> WHAT TO PRODUCE: Reproduce all entries word for word.

(Collected data)
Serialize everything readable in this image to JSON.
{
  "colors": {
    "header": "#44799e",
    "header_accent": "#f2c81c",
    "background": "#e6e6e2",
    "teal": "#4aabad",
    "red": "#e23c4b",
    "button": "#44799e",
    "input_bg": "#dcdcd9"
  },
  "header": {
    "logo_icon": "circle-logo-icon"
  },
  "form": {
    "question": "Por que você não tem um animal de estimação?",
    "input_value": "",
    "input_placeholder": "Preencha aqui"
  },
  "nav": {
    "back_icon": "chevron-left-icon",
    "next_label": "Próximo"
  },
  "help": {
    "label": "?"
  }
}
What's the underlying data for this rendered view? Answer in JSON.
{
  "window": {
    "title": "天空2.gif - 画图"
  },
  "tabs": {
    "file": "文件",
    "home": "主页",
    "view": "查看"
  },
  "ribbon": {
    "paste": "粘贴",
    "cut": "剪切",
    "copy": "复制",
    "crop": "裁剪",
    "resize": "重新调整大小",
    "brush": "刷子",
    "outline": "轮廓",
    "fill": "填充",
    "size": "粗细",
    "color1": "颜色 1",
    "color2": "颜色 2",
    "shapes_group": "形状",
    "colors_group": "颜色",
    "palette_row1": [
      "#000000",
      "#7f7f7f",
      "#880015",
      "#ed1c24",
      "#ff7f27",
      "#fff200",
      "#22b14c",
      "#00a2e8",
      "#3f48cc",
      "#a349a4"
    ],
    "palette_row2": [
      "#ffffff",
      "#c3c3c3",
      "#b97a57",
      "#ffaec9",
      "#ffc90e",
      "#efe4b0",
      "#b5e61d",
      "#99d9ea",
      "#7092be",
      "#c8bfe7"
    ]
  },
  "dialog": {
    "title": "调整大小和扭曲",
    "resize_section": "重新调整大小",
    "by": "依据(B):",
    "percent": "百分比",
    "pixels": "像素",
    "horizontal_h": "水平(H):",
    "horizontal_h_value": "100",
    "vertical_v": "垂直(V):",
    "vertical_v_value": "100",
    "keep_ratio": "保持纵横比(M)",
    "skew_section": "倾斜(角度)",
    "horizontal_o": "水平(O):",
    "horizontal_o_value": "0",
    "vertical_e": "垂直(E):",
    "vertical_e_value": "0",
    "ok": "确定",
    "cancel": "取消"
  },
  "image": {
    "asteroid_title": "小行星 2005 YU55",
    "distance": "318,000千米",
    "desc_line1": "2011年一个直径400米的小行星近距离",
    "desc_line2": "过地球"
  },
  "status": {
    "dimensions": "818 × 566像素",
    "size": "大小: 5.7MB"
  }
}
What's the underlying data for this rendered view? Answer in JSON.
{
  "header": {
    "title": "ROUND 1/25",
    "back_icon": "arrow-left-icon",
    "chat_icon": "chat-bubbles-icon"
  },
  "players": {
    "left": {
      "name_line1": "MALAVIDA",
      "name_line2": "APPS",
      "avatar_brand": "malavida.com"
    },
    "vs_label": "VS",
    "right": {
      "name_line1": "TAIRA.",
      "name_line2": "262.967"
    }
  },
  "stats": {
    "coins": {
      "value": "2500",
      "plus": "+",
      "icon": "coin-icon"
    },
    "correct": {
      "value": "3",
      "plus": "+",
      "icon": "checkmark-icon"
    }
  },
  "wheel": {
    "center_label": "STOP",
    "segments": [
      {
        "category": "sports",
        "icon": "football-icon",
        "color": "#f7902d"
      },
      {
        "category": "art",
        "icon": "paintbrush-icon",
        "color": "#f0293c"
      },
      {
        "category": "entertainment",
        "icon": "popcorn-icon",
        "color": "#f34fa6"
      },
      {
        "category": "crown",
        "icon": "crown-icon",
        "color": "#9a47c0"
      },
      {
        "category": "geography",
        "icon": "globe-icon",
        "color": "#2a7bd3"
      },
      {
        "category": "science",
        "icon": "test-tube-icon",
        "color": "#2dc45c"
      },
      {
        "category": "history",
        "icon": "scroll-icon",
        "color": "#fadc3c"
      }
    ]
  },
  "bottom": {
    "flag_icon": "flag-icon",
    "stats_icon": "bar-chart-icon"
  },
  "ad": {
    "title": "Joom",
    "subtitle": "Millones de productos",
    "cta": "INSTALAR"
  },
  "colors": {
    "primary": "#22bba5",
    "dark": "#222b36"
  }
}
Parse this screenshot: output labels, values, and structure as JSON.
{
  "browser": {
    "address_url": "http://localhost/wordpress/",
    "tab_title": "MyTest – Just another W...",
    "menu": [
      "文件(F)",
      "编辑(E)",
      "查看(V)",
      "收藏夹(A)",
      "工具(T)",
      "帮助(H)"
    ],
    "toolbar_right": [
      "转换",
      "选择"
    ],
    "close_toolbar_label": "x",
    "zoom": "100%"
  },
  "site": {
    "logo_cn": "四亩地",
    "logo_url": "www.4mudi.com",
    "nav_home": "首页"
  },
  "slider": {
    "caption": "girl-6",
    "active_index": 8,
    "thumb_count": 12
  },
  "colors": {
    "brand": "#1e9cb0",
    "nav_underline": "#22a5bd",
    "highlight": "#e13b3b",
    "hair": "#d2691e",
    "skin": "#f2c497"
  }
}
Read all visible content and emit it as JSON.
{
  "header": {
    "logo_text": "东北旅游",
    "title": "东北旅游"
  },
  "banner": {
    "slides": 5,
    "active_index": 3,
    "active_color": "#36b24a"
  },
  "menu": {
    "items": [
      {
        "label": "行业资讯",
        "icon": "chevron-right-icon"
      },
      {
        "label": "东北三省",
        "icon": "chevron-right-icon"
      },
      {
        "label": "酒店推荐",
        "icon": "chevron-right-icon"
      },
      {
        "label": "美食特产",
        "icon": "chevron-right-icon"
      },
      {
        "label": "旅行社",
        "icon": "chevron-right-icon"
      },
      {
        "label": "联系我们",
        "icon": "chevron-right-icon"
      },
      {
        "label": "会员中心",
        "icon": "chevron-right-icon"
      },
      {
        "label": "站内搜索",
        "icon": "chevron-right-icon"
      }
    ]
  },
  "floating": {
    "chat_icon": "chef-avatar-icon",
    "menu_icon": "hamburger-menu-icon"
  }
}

> IN RESPONSE:
Serialize everything readable in this image to JSON.
{
  "colors": {
    "header": "#44799e",
    "header_accent": "#f2c81c",
    "background": "#e6e6e2",
    "teal": "#4aabad",
    "red": "#e23c4b",
    "button": "#44799e",
    "input_bg": "#dcdcd9"
  },
  "header": {
    "logo_icon": "circle-logo-icon"
  },
  "form": {
    "question": "Por que você não tem um animal de estimação?",
    "input_value": "",
    "input_placeholder": "Preencha aqui"
  },
  "nav": {
    "back_icon": "chevron-left-icon",
    "next_label": "Próximo"
  },
  "help": {
    "label": "?"
  }
}
What's the underlying data for this rendered view? Answer in JSON.
{
  "window": {
    "title": "天空2.gif - 画图"
  },
  "tabs": {
    "file": "文件",
    "home": "主页",
    "view": "查看"
  },
  "ribbon": {
    "paste": "粘贴",
    "cut": "剪切",
    "copy": "复制",
    "crop": "裁剪",
    "resize": "重新调整大小",
    "brush": "刷子",
    "outline": "轮廓",
    "fill": "填充",
    "size": "粗细",
    "color1": "颜色 1",
    "color2": "颜色 2",
    "shapes_group": "形状",
    "colors_group": "颜色",
    "palette_row1": [
      "#000000",
      "#7f7f7f",
      "#880015",
      "#ed1c24",
      "#ff7f27",
      "#fff200",
      "#22b14c",
      "#00a2e8",
      "#3f48cc",
      "#a349a4"
    ],
    "palette_row2": [
      "#ffffff",
      "#c3c3c3",
      "#b97a57",
      "#ffaec9",
      "#ffc90e",
      "#efe4b0",
      "#b5e61d",
      "#99d9ea",
      "#7092be",
      "#c8bfe7"
    ]
  },
  "dialog": {
    "title": "调整大小和扭曲",
    "resize_section": "重新调整大小",
    "by": "依据(B):",
    "percent": "百分比",
    "pixels": "像素",
    "horizontal_h": "水平(H):",
    "horizontal_h_value": "100",
    "vertical_v": "垂直(V):",
    "vertical_v_value": "100",
    "keep_ratio": "保持纵横比(M)",
    "skew_section": "倾斜(角度)",
    "horizontal_o": "水平(O):",
    "horizontal_o_value": "0",
    "vertical_e": "垂直(E):",
    "vertical_e_value": "0",
    "ok": "确定",
    "cancel": "取消"
  },
  "image": {
    "asteroid_title": "小行星 2005 YU55",
    "distance": "318,000千米",
    "desc_line1": "2011年一个直径400米的小行星近距离",
    "desc_line2": "过地球"
  },
  "status": {
    "dimensions": "818 × 566像素",
    "size": "大小: 5.7MB"
  }
}
What's the underlying data for this rendered view? Answer in JSON.
{
  "header": {
    "title": "ROUND 1/25",
    "back_icon": "arrow-left-icon",
    "chat_icon": "chat-bubbles-icon"
  },
  "players": {
    "left": {
      "name_line1": "MALAVIDA",
      "name_line2": "APPS",
      "avatar_brand": "malavida.com"
    },
    "vs_label": "VS",
    "right": {
      "name_line1": "TAIRA.",
      "name_line2": "262.967"
    }
  },
  "stats": {
    "coins": {
      "value": "2500",
      "plus": "+",
      "icon": "coin-icon"
    },
    "correct": {
      "value": "3",
      "plus": "+",
      "icon": "checkmark-icon"
    }
  },
  "wheel": {
    "center_label": "STOP",
    "segments": [
      {
        "category": "sports",
        "icon": "football-icon",
        "color": "#f7902d"
      },
      {
        "category": "art",
        "icon": "paintbrush-icon",
        "color": "#f0293c"
      },
      {
        "category": "entertainment",
        "icon": "popcorn-icon",
        "color": "#f34fa6"
      },
      {
        "category": "crown",
        "icon": "crown-icon",
        "color": "#9a47c0"
      },
      {
        "category": "geography",
        "icon": "globe-icon",
        "color": "#2a7bd3"
      },
      {
        "category": "science",
        "icon": "test-tube-icon",
        "color": "#2dc45c"
      },
      {
        "category": "history",
        "icon": "scroll-icon",
        "color": "#fadc3c"
      }
    ]
  },
  "bottom": {
    "flag_icon": "flag-icon",
    "stats_icon": "bar-chart-icon"
  },
  "ad": {
    "title": "Joom",
    "subtitle": "Millones de productos",
    "cta": "INSTALAR"
  },
  "colors": {
    "primary": "#22bba5",
    "dark": "#222b36"
  }
}
Parse this screenshot: output labels, values, and structure as JSON.
{
  "browser": {
    "address_url": "http://localhost/wordpress/",
    "tab_title": "MyTest – Just another W...",
    "menu": [
      "文件(F)",
      "编辑(E)",
      "查看(V)",
      "收藏夹(A)",
      "工具(T)",
      "帮助(H)"
    ],
    "toolbar_right": [
      "转换",
      "选择"
    ],
    "close_toolbar_label": "x",
    "zoom": "100%"
  },
  "site": {
    "logo_cn": "四亩地",
    "logo_url": "www.4mudi.com",
    "nav_home": "首页"
  },
  "slider": {
    "caption": "girl-6",
    "active_index": 8,
    "thumb_count": 12
  },
  "colors": {
    "brand": "#1e9cb0",
    "nav_underline": "#22a5bd",
    "highlight": "#e13b3b",
    "hair": "#d2691e",
    "skin": "#f2c497"
  }
}
Read all visible content and emit it as JSON.
{
  "header": {
    "logo_text": "东北旅游",
    "title": "东北旅游"
  },
  "banner": {
    "slides": 5,
    "active_index": 3,
    "active_color": "#36b24a"
  },
  "menu": {
    "items": [
      {
        "label": "行业资讯",
        "icon": "chevron-right-icon"
      },
      {
        "label": "东北三省",
        "icon": "chevron-right-icon"
      },
      {
        "label": "酒店推荐",
        "icon": "chevron-right-icon"
      },
      {
        "label": "美食特产",
        "icon": "chevron-right-icon"
      },
      {
        "label": "旅行社",
        "icon": "chevron-right-icon"
      },
      {
        "label": "联系我们",
        "icon": "chevron-right-icon"
      },
      {
        "label": "会员中心",
        "icon": "chevron-right-icon"
      },
      {
        "label": "站内搜索",
        "icon": "chevron-right-icon"
      }
    ]
  },
  "floating": {
    "chat_icon": "chef-avatar-icon",
    "menu_icon": "hamburger-menu-icon"
  }
}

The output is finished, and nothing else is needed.